__EXERCISE GOAL__
Gather all lines from the material that contain "back".

__GIVEN INFORMATION__

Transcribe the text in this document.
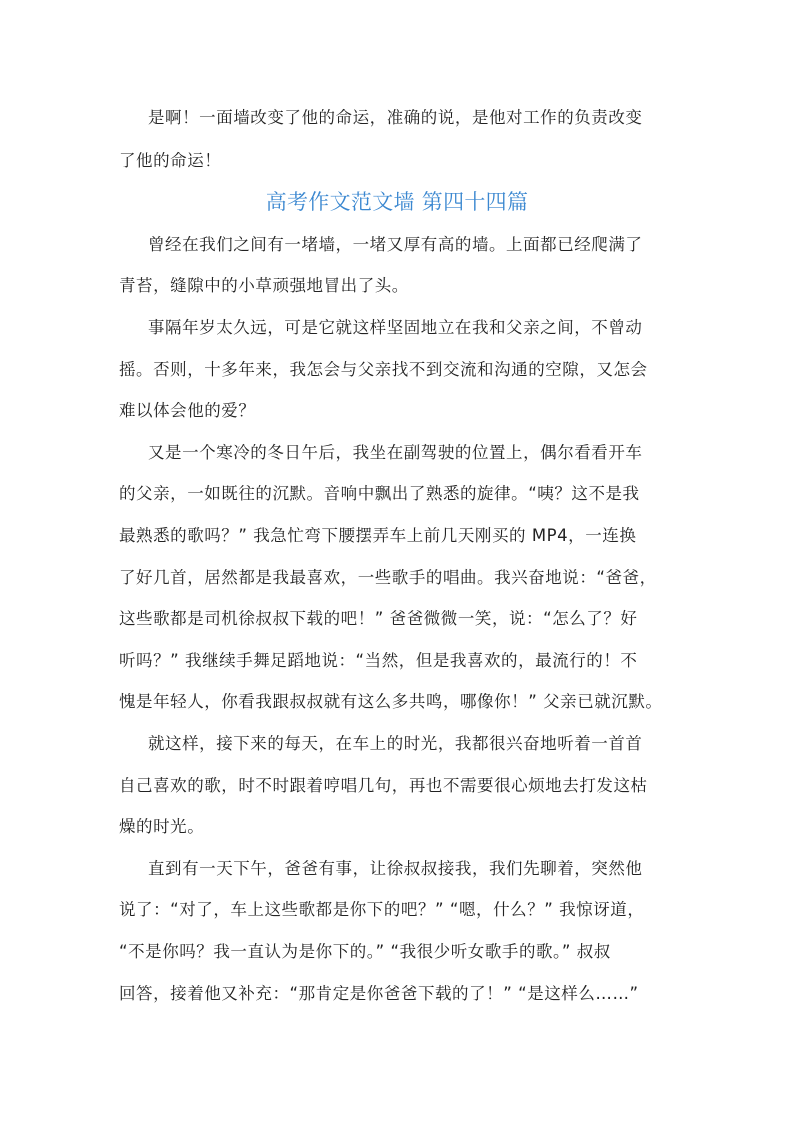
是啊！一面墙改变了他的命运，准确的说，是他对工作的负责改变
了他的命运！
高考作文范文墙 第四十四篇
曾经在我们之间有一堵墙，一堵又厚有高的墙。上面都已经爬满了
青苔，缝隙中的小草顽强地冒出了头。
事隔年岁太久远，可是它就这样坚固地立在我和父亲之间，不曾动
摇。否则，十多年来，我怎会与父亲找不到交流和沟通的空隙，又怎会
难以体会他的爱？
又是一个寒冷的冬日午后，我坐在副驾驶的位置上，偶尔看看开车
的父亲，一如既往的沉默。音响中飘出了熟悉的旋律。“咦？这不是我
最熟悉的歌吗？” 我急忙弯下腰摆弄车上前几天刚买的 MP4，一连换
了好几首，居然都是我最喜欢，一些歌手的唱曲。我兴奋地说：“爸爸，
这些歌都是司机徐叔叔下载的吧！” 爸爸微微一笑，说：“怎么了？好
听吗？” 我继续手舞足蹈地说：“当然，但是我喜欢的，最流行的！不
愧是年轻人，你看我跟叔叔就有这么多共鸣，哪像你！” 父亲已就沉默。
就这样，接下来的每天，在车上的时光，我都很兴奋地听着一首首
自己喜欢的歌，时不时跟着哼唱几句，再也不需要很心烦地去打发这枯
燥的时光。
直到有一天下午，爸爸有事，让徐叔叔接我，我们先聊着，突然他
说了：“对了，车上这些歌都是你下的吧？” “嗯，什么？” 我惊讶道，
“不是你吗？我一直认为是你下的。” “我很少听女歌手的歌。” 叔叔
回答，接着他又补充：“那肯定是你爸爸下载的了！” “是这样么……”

--

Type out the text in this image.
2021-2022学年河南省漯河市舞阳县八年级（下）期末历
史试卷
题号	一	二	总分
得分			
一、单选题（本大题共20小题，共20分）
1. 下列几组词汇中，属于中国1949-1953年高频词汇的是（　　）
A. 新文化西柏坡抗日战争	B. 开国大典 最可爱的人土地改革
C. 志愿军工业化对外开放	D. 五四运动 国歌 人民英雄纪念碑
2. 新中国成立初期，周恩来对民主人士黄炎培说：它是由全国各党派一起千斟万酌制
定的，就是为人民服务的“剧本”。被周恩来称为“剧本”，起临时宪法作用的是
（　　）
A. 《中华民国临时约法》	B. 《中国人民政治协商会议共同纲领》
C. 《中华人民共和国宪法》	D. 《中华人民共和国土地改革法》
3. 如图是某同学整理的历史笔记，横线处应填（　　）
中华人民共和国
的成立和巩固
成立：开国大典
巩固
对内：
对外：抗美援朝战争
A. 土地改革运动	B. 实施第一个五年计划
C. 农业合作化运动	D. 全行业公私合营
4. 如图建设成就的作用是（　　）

==

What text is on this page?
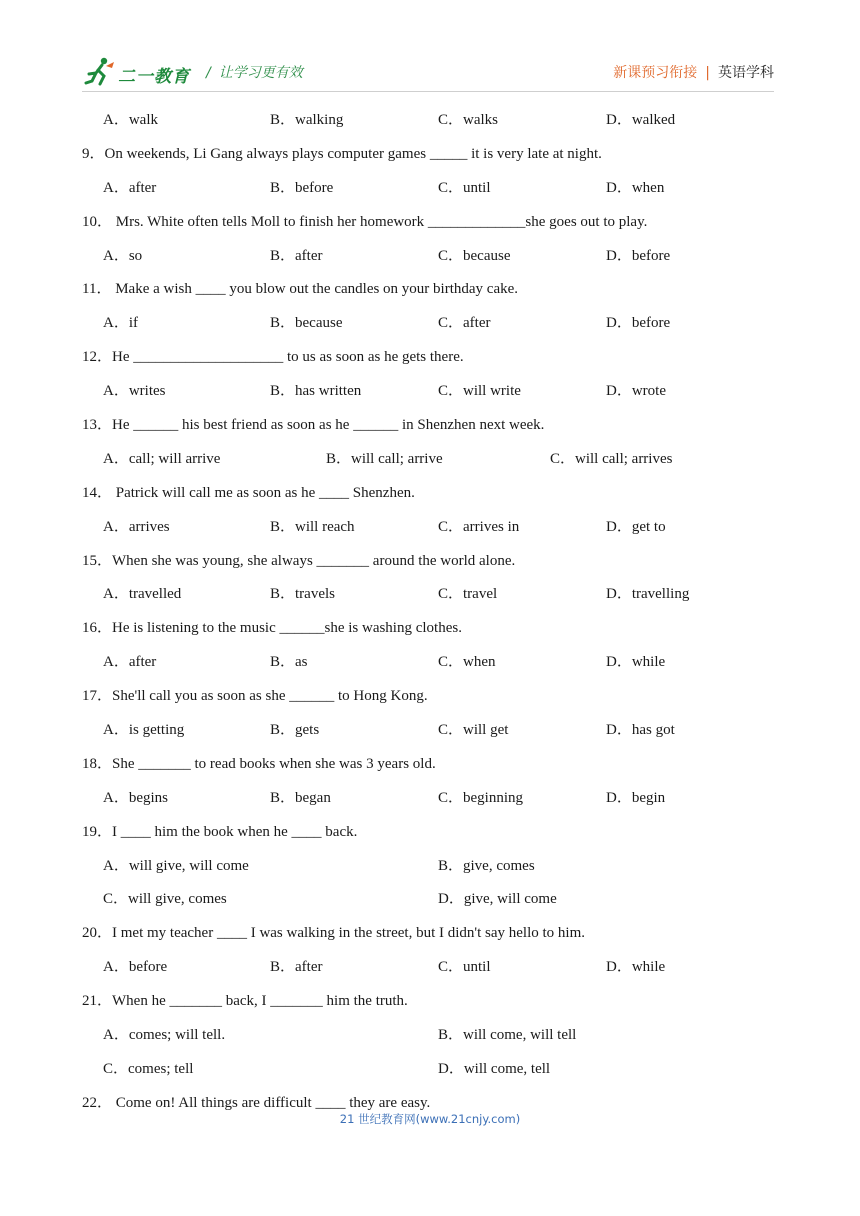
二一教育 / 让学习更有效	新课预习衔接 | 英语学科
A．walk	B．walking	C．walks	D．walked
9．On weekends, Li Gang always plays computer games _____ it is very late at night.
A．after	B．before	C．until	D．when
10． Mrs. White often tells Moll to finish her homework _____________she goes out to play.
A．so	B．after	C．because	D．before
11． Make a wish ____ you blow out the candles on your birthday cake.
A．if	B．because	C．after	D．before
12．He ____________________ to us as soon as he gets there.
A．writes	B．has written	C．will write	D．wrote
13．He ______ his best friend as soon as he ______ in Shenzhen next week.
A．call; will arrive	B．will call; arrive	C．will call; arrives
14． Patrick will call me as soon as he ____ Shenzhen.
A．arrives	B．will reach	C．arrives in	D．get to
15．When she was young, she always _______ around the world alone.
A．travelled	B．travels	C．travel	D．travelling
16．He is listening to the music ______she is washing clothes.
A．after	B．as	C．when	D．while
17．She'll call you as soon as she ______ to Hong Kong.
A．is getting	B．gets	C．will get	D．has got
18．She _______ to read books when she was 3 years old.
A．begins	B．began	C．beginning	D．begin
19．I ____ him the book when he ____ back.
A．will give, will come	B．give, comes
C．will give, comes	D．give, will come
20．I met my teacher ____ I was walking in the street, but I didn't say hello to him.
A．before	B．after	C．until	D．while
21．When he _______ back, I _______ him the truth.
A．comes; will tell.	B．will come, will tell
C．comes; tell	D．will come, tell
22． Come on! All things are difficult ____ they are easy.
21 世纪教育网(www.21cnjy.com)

__EXERCISE ANSWER__
19．I ____ him the book when he ____ back.
21．When he _______ back, I _______ him the truth.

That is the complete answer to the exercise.